# Data shown start

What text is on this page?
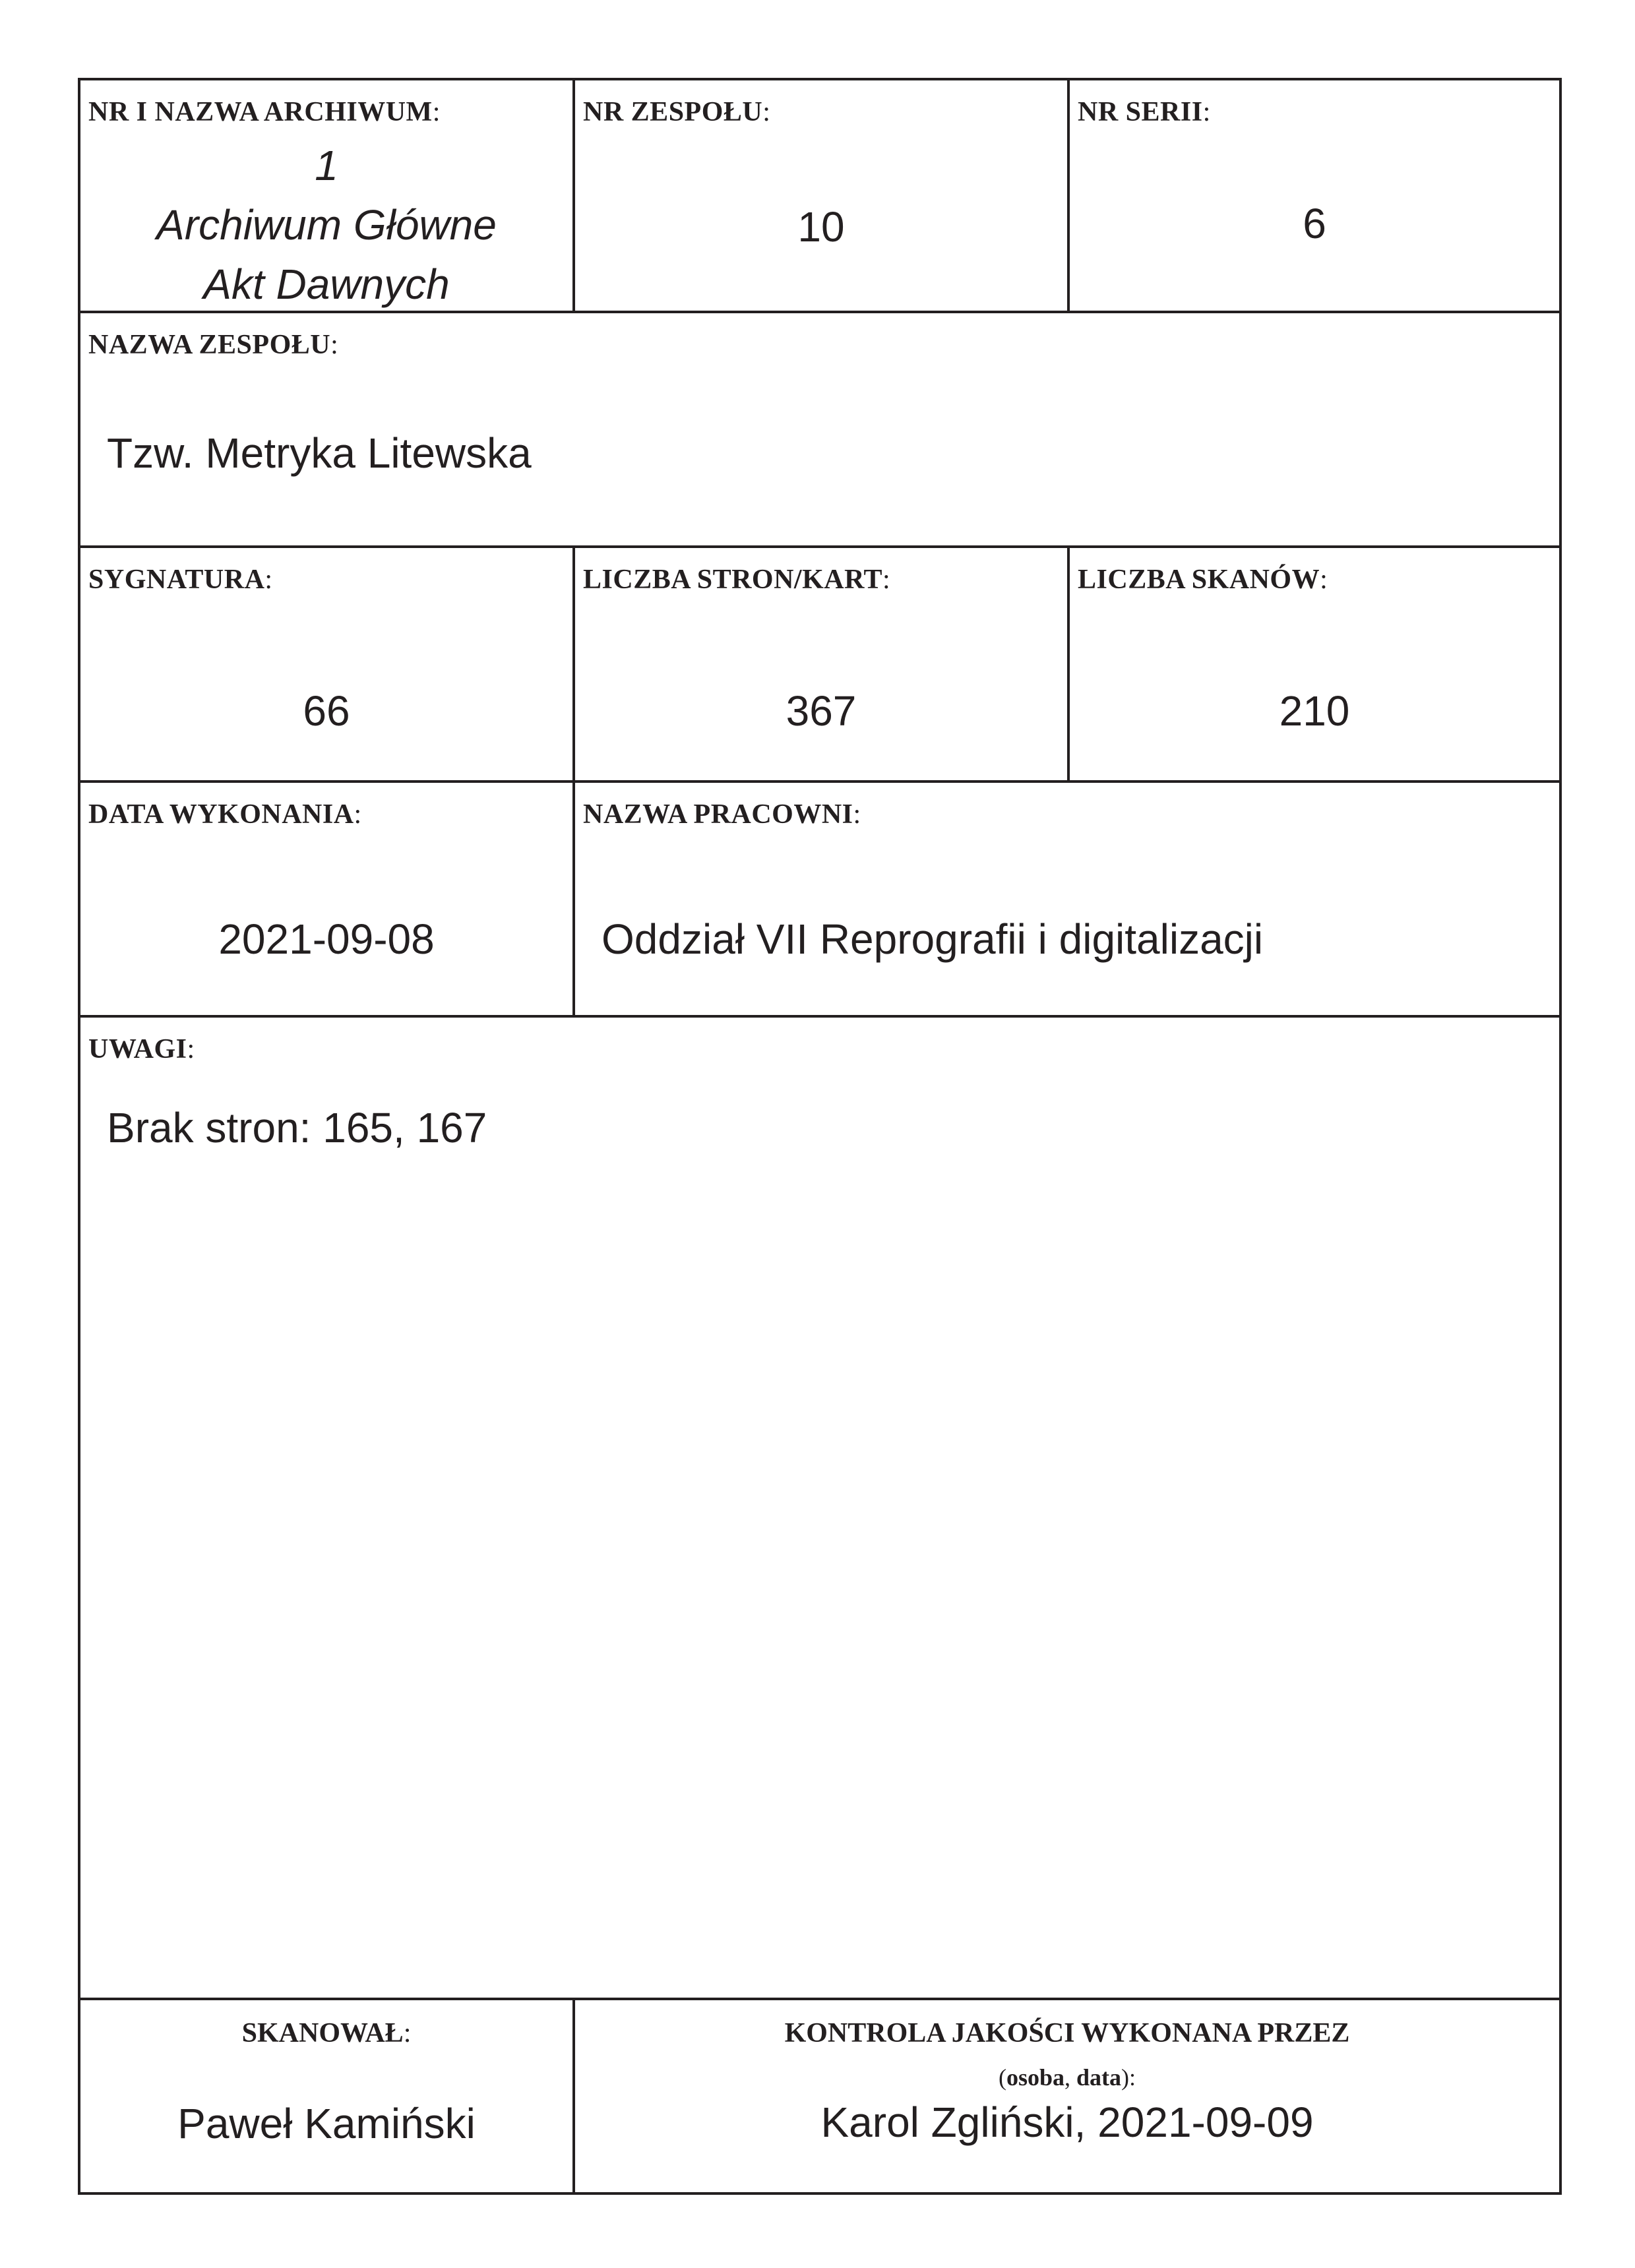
NR I NAZWA ARCHIWUM:
1
Archiwum Główne
Akt Dawnych
NR ZESPOŁU:
10
NR SERII:
6
NAZWA ZESPOŁU:
Tzw. Metryka Litewska
SYGNATURA:
66
LICZBA STRON/KART:
367
LICZBA SKANÓW:
210
DATA WYKONANIA:
2021-09-08
NAZWA PRACOWNI:
Oddział VII Reprografii i digitalizacji
UWAGI:
Brak stron: 165, 167
SKANOWAŁ:
Paweł Kamiński
KONTROLA JAKOŚCI WYKONANA PRZEZ
(osoba, data):
Karol Zgliński, 2021-09-09
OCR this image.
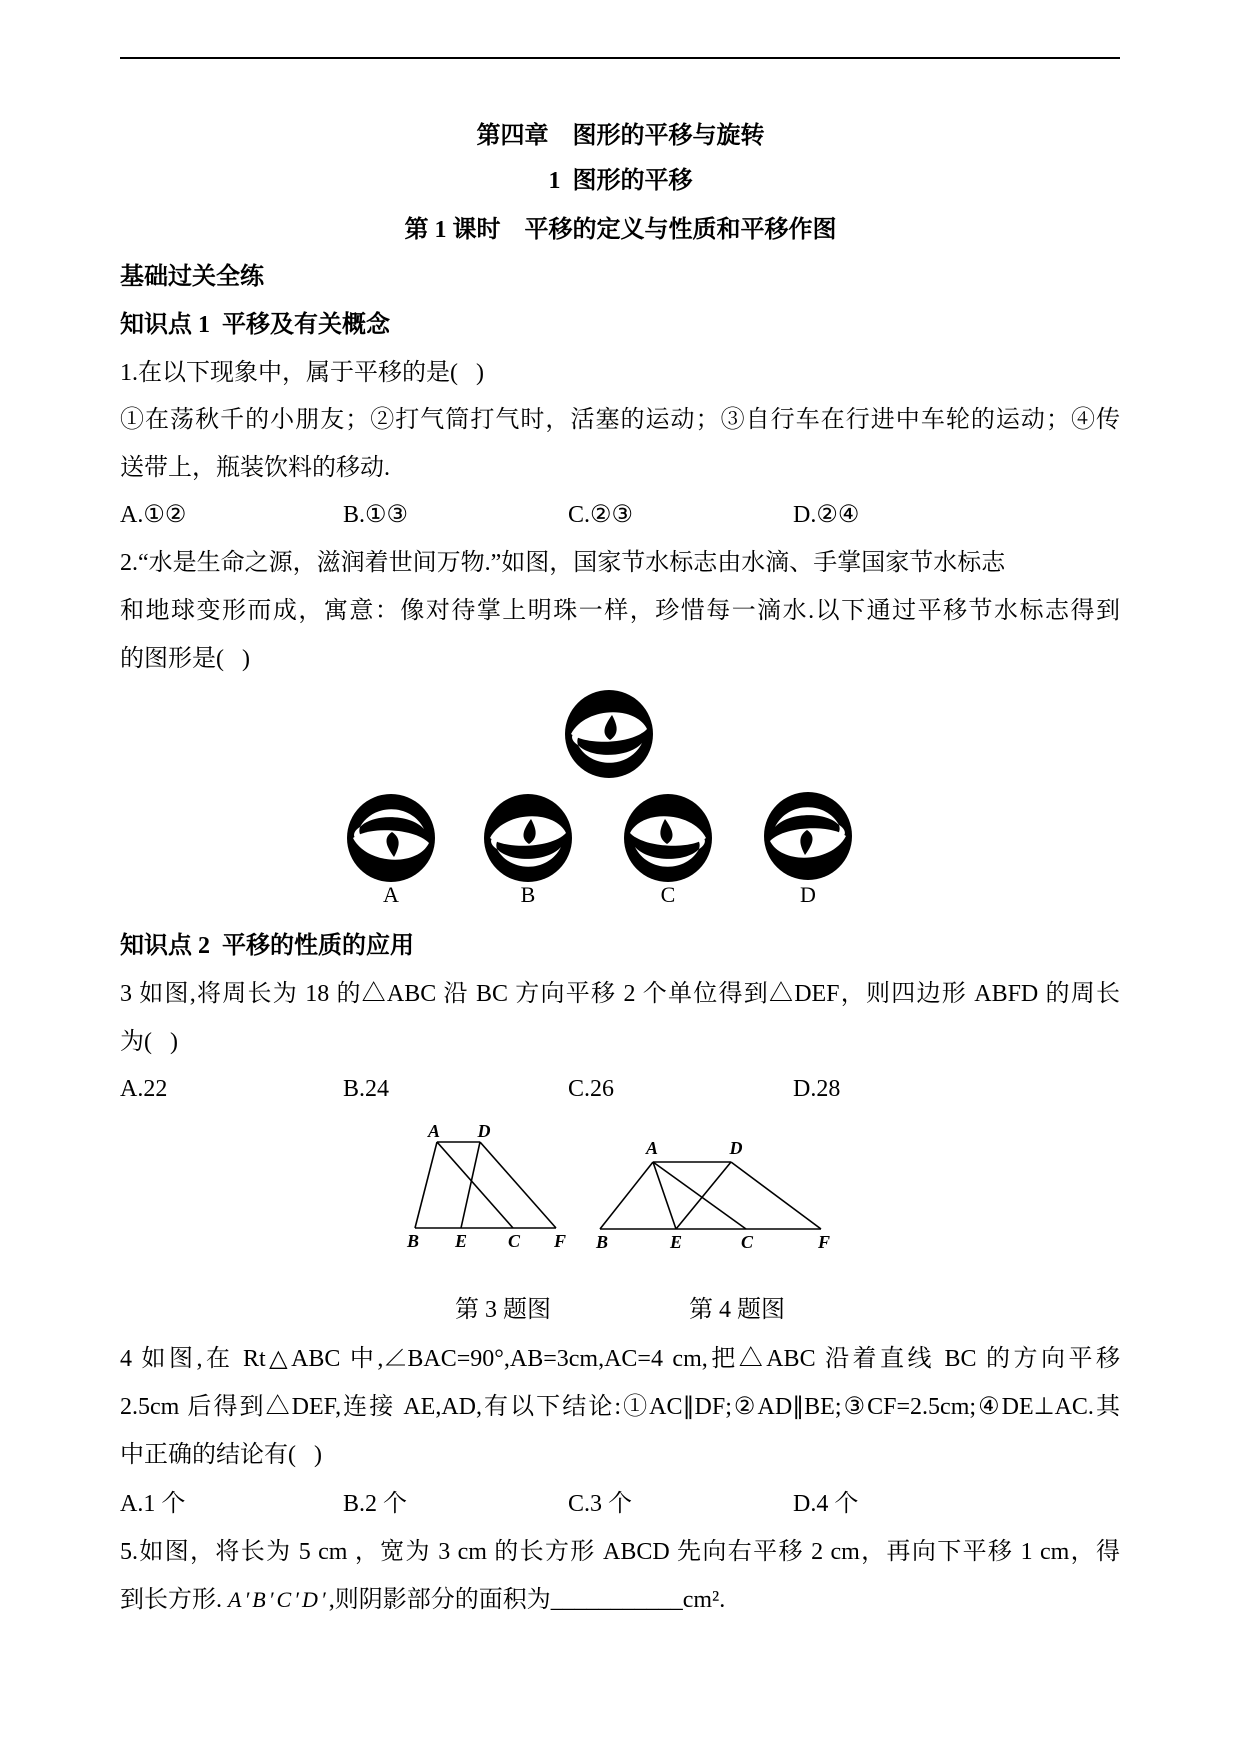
第四章　图形的平移与旋转
1  图形的平移
第 1 课时　平移的定义与性质和平移作图
基础过关全练
知识点 1  平移及有关概念
1.在以下现象中，属于平移的是(   )
①在荡秋千的小朋友；②打气筒打气时，活塞的运动；③自行车在行进中车轮的运动；④传
送带上，瓶装饮料的移动.
A.①②	B.①③	C.②③	D.②④
2.“水是生命之源，滋润着世间万物.”如图，国家节水标志由水滴、手掌国家节水标志
和地球变形而成，寓意：像对待掌上明珠一样，珍惜每一滴水.以下通过平移节水标志得到
的图形是(   )
A	B	C	D
知识点 2  平移的性质的应用
3 如图,将周长为 18 的△ABC 沿 BC 方向平移 2 个单位得到△DEF，则四边形 ABFD 的周长
为(   )
A.22	B.24	C.26	D.28
A D
B E C F
A	D
B	E	C	F
第 3 题图	第 4 题图
4 如图,在 Rt△ABC 中,∠BAC=90°,AB=3cm,AC=4 cm,把△ABC 沿着直线 BC 的方向平移
2.5cm 后得到△DEF,连接 AE,AD,有以下结论:①AC∥DF;②AD∥BE;③CF=2.5cm;④DE⊥AC.其
中正确的结论有(   )
A.1 个	B.2 个	C.3 个	D.4 个
5.如图，将长为 5 cm ，宽为 3 cm 的长方形 ABCD 先向右平移 2 cm，再向下平移 1 cm，得
到长方形. A′B′C′D′,则阴影部分的面积为___________cm².
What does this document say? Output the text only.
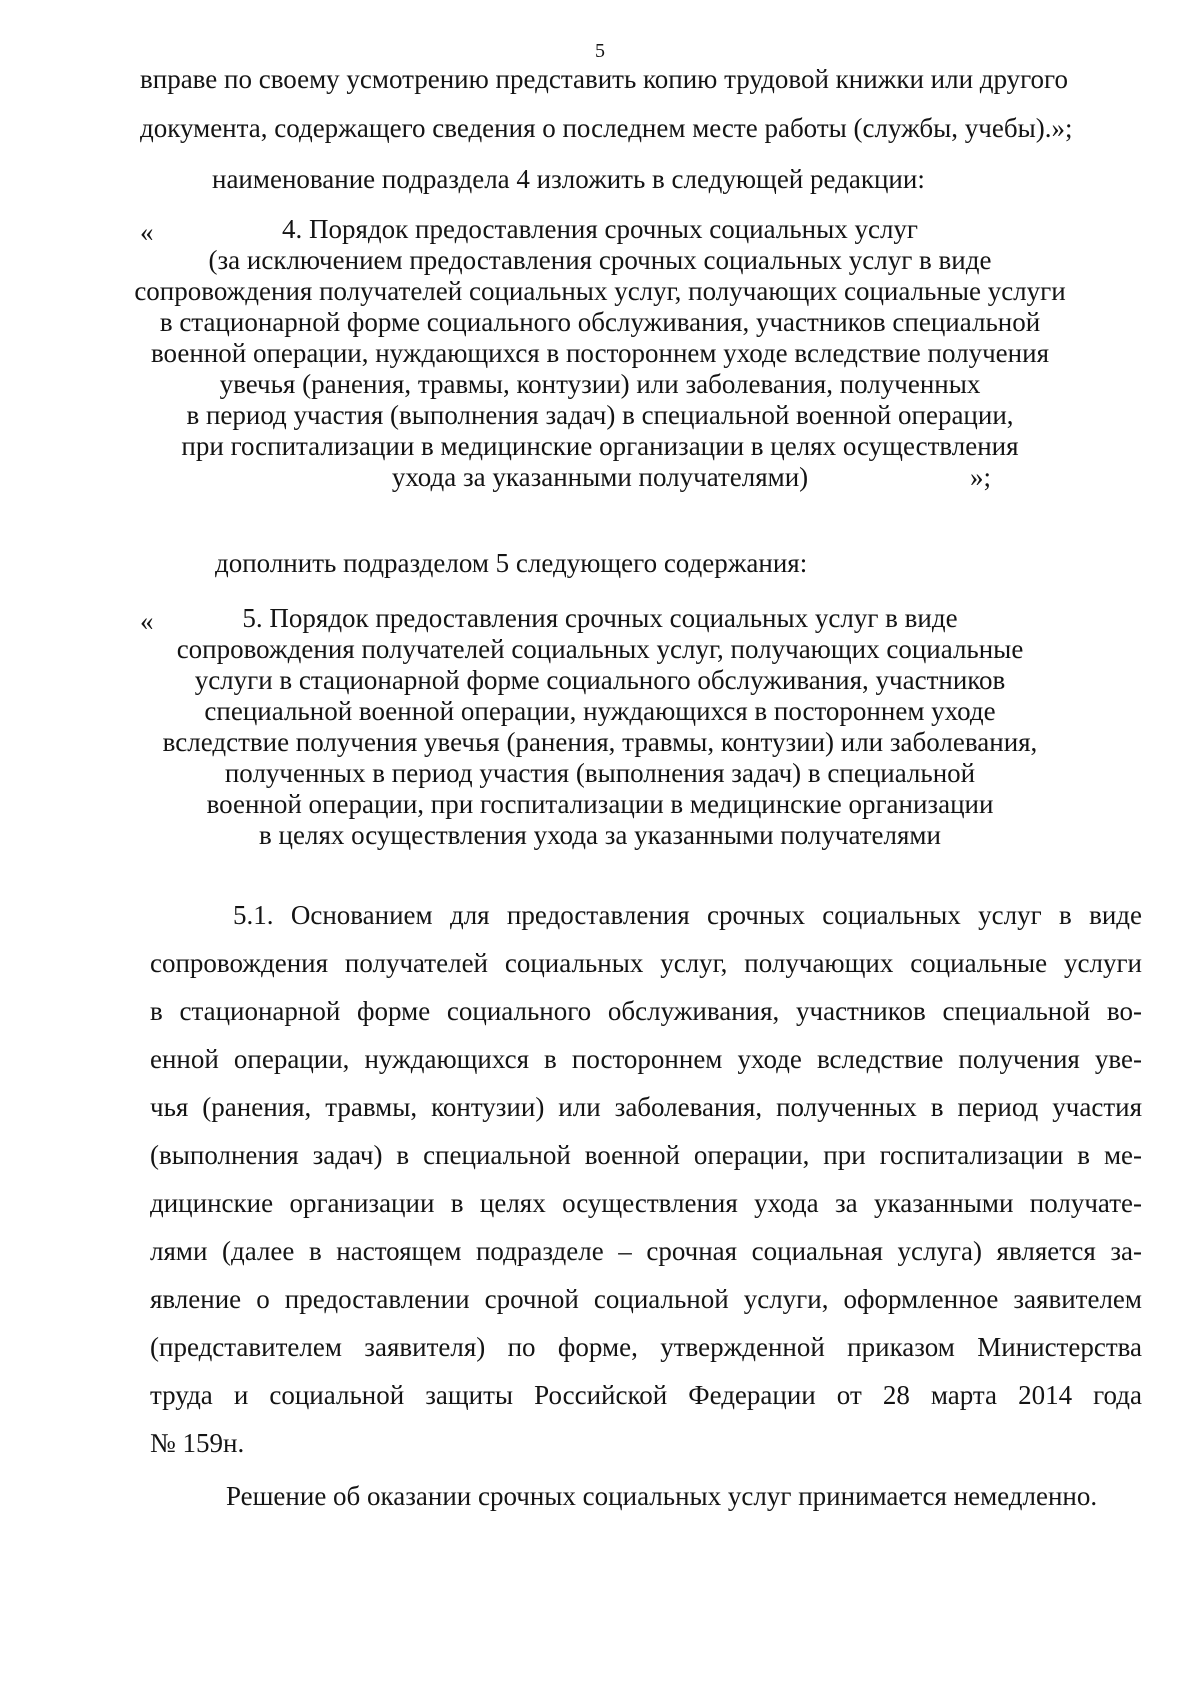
5
вправе по своему усмотрению представить копию трудовой книжки или другого
документа, содержащего сведения о последнем месте работы (службы, учебы).»;
наименование подраздела 4 изложить в следующей редакции:
«	4. Порядок предоставления срочных социальных услуг
(за исключением предоставления срочных социальных услуг в виде
сопровождения получателей социальных услуг, получающих социальные услуги
в стационарной форме социального обслуживания, участников специальной
военной операции, нуждающихся в постороннем уходе вследствие получения
увечья (ранения, травмы, контузии) или заболевания, полученных
в период участия (выполнения задач) в специальной военной операции,
при госпитализации в медицинские организации в целях осуществления
ухода за указанными получателями)	»;
дополнить подразделом 5 следующего содержания:
«	5. Порядок предоставления срочных социальных услуг в виде
сопровождения получателей социальных услуг, получающих социальные
услуги в стационарной форме социального обслуживания, участников
специальной военной операции, нуждающихся в постороннем уходе
вследствие получения увечья (ранения, травмы, контузии) или заболевания,
полученных в период участия (выполнения задач) в специальной
военной операции, при госпитализации в медицинские организации
в целях осуществления ухода за указанными получателями
5.1. Основанием для предоставления срочных социальных услуг в виде
сопровождения получателей социальных услуг, получающих социальные услуги
в стационарной форме социального обслуживания, участников специальной во-
енной операции, нуждающихся в постороннем уходе вследствие получения уве-
чья (ранения, травмы, контузии) или заболевания, полученных в период участия
(выполнения задач) в специальной военной операции, при госпитализации в ме-
дицинские организации в целях осуществления ухода за указанными получате-
лями (далее в настоящем подразделе – срочная социальная услуга) является за-
явление о предоставлении срочной социальной услуги, оформленное заявителем
(представителем заявителя) по форме, утвержденной приказом Министерства
труда и социальной защиты Российской Федерации от 28 марта 2014 года
№ 159н.
Решение об оказании срочных социальных услуг принимается немедленно.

# Data shown end

What is asked
Search the entries for the string "задач" and collect each line that has it.

Written reply
в период участия (выполнения задач) в специальной военной операции,
полученных в период участия (выполнения задач) в специальной
(выполнения задач) в специальной военной операции, при госпитализации в ме-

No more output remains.